— Begin Dataset records —

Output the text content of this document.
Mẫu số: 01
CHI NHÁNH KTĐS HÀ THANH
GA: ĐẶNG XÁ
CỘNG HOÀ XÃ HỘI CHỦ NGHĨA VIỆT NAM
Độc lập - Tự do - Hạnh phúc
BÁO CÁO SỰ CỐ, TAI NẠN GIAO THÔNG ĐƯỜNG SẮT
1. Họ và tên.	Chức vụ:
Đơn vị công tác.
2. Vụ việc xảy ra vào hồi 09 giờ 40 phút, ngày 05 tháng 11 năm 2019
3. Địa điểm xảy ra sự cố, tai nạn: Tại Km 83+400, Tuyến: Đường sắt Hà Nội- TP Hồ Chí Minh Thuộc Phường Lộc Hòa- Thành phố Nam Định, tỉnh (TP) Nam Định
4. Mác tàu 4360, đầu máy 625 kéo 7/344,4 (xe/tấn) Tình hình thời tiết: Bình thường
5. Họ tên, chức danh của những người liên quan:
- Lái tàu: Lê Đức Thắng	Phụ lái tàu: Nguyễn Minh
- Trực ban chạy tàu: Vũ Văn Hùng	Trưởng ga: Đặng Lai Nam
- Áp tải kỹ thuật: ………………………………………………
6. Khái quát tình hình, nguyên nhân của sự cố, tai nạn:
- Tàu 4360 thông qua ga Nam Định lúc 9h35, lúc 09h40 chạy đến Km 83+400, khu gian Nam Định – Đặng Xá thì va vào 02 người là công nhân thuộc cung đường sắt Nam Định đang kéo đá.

— End Dataset records —

*Exercise details*. Copy every record exactly as presented.

*Written solution*.
Output the text content of this document.
Mẫu số: 01
CHI NHÁNH KTĐS HÀ THANH
GA: ĐẶNG XÁ
CỘNG HOÀ XÃ HỘI CHỦ NGHĨA VIỆT NAM
Độc lập - Tự do - Hạnh phúc
BÁO CÁO SỰ CỐ, TAI NẠN GIAO THÔNG ĐƯỜNG SẮT
1. Họ và tên.	Chức vụ:
Đơn vị công tác.
2. Vụ việc xảy ra vào hồi 09 giờ 40 phút, ngày 05 tháng 11 năm 2019
3. Địa điểm xảy ra sự cố, tai nạn: Tại Km 83+400, Tuyến: Đường sắt Hà Nội- TP Hồ Chí Minh Thuộc Phường Lộc Hòa- Thành phố Nam Định, tỉnh (TP) Nam Định
4. Mác tàu 4360, đầu máy 625 kéo 7/344,4 (xe/tấn) Tình hình thời tiết: Bình thường
5. Họ tên, chức danh của những người liên quan:
- Lái tàu: Lê Đức Thắng	Phụ lái tàu: Nguyễn Minh
- Trực ban chạy tàu: Vũ Văn Hùng	Trưởng ga: Đặng Lai Nam
- Áp tải kỹ thuật: ………………………………………………
6. Khái quát tình hình, nguyên nhân của sự cố, tai nạn:
- Tàu 4360 thông qua ga Nam Định lúc 9h35, lúc 09h40 chạy đến Km 83+400, khu gian Nam Định – Đặng Xá thì va vào 02 người là công nhân thuộc cung đường sắt Nam Định đang kéo đá.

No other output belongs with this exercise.